# [WRITTEN TASK]
How many lines of these entries hold the string "系数来度量"? Reply with the number alone.

# [WORKING DATA]
________________________________________
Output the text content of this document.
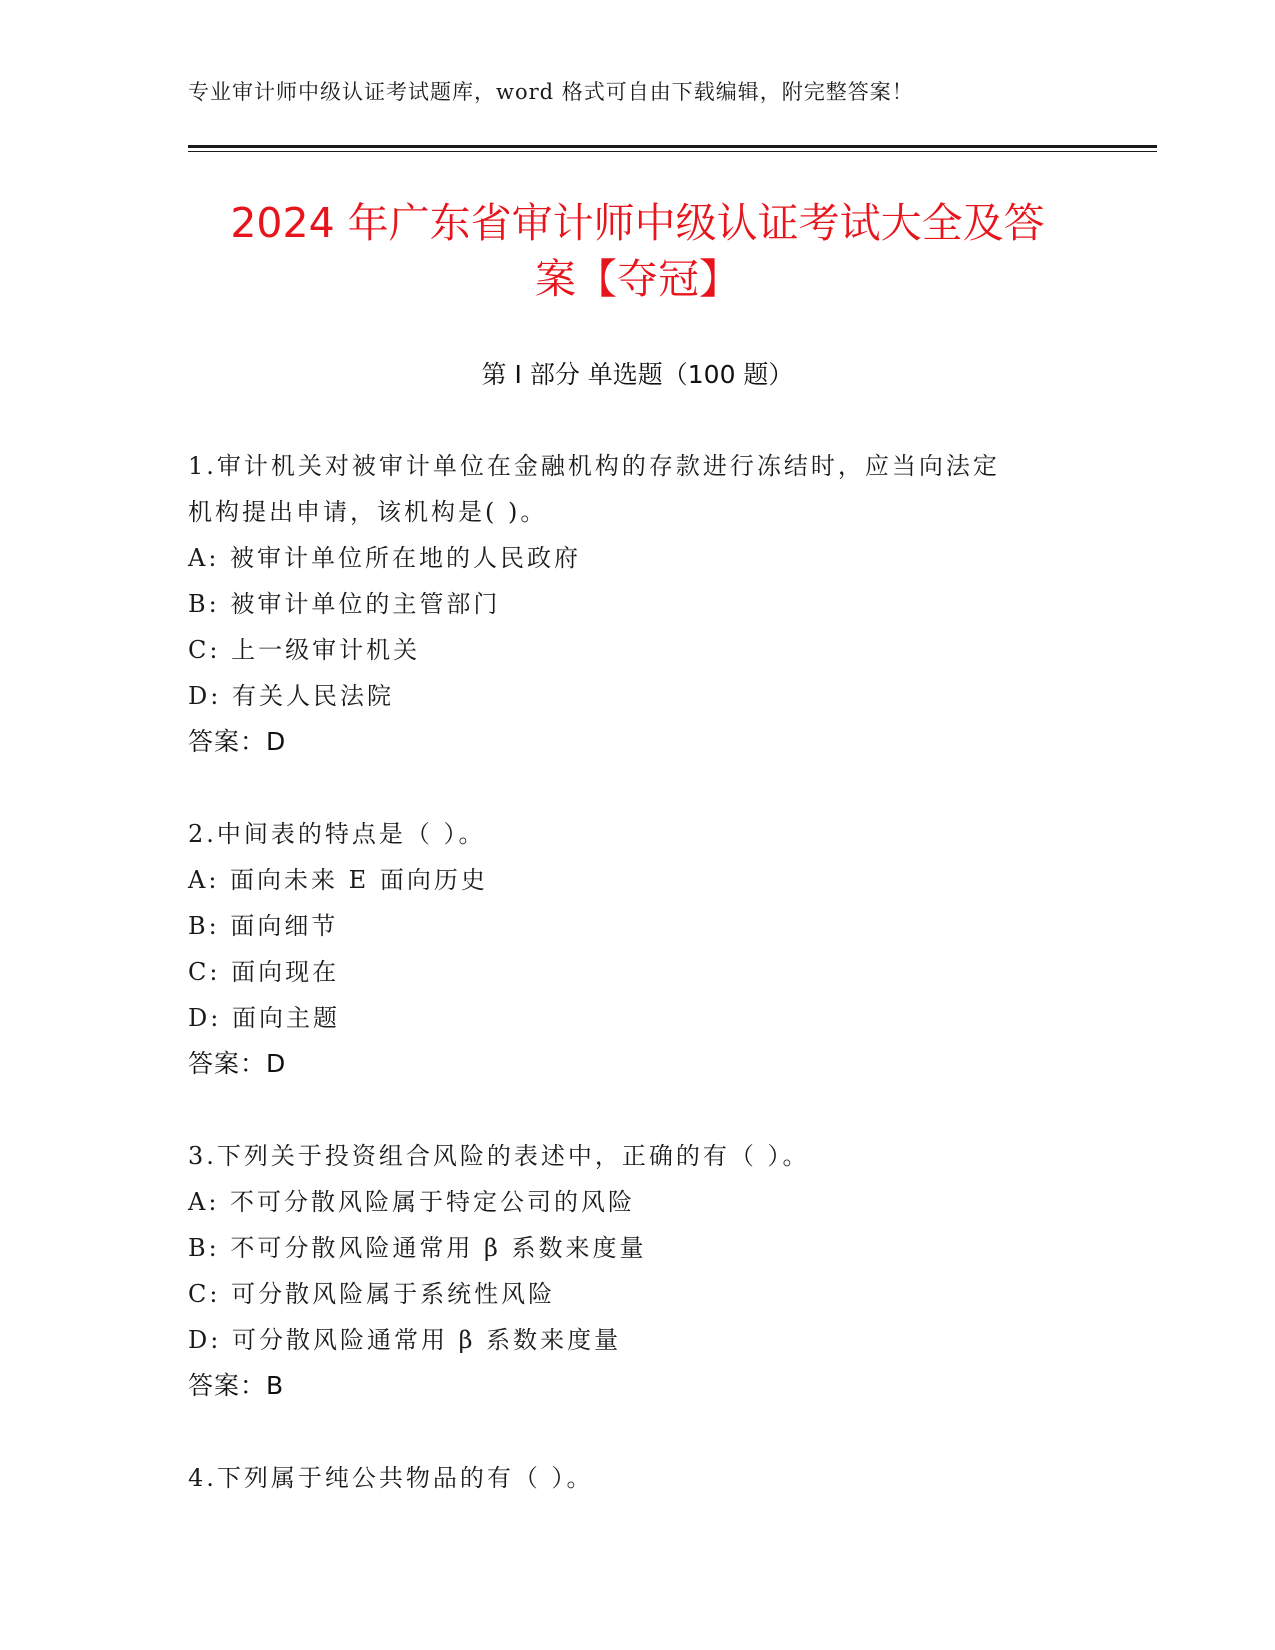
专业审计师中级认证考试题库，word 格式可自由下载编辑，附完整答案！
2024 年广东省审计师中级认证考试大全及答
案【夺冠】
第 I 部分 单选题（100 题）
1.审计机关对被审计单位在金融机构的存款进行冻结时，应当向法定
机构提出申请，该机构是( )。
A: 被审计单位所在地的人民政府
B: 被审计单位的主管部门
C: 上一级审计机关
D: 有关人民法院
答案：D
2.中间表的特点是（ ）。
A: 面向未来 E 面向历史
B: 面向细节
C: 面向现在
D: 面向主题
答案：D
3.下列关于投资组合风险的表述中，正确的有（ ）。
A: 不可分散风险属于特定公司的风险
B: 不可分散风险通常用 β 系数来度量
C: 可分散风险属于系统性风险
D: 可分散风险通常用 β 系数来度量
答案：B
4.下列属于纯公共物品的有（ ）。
________________________________________
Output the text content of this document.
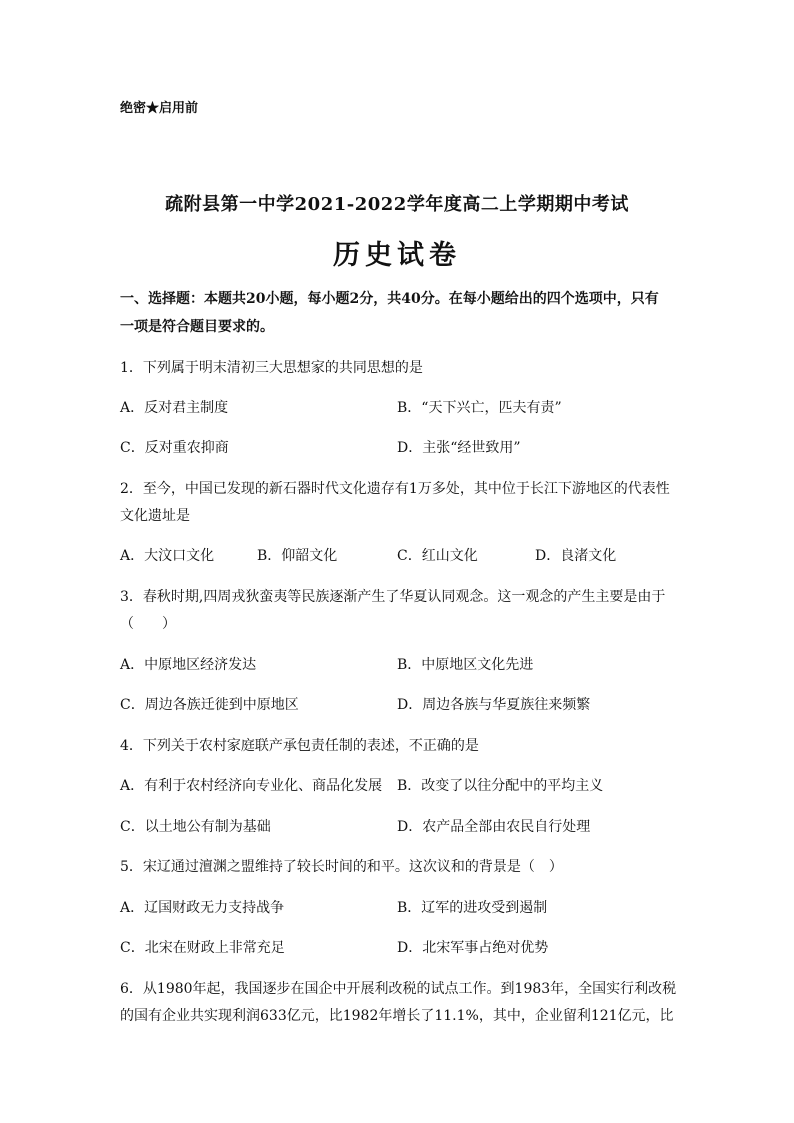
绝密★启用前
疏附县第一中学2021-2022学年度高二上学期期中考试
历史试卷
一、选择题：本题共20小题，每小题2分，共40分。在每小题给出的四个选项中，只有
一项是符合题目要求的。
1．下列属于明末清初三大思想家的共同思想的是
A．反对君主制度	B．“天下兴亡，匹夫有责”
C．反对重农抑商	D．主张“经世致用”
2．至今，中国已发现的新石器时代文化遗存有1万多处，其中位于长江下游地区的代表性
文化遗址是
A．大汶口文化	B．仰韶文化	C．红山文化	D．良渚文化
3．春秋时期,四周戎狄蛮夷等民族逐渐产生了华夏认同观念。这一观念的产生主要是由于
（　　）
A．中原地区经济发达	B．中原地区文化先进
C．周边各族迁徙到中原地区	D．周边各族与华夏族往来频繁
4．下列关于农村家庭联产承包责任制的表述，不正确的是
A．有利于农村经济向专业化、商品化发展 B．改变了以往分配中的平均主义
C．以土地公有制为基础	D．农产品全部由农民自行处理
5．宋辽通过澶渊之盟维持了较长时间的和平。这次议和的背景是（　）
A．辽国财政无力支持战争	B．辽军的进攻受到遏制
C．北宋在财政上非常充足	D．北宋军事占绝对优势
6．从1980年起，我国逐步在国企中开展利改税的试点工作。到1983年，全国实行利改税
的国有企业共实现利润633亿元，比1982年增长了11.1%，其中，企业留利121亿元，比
________________________________________
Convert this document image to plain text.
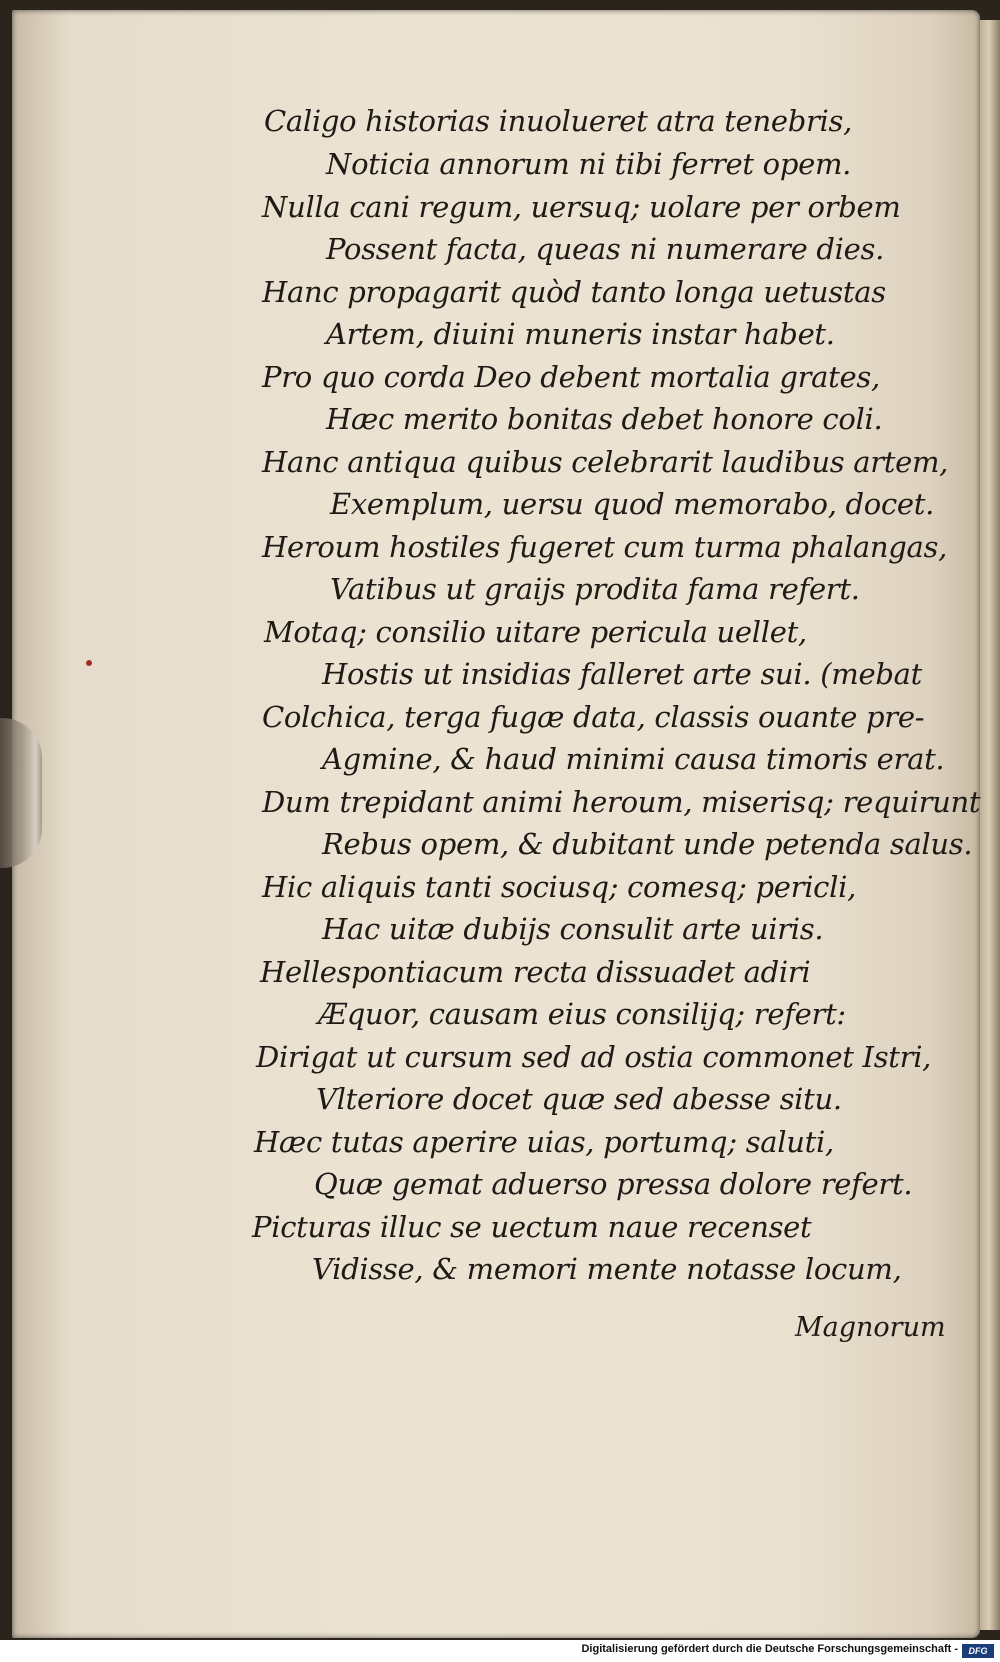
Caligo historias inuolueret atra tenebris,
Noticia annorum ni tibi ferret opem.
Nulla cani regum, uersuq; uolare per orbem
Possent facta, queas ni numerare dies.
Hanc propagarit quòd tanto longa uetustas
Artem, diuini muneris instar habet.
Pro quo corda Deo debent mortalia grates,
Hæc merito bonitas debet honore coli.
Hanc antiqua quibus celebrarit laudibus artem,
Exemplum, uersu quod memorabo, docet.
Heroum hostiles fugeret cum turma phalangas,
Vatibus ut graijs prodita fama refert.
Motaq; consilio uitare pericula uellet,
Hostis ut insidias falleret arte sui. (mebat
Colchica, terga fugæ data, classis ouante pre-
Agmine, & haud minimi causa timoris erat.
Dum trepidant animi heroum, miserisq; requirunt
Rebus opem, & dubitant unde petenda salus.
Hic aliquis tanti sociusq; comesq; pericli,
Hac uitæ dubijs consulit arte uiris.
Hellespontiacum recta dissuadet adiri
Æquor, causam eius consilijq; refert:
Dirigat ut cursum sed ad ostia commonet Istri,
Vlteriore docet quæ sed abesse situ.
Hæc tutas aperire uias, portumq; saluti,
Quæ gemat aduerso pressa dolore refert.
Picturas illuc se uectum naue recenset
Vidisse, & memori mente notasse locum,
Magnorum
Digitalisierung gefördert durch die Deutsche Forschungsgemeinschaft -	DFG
________________________________________
# [SOLUTION FOR THIS PROBLEM]
2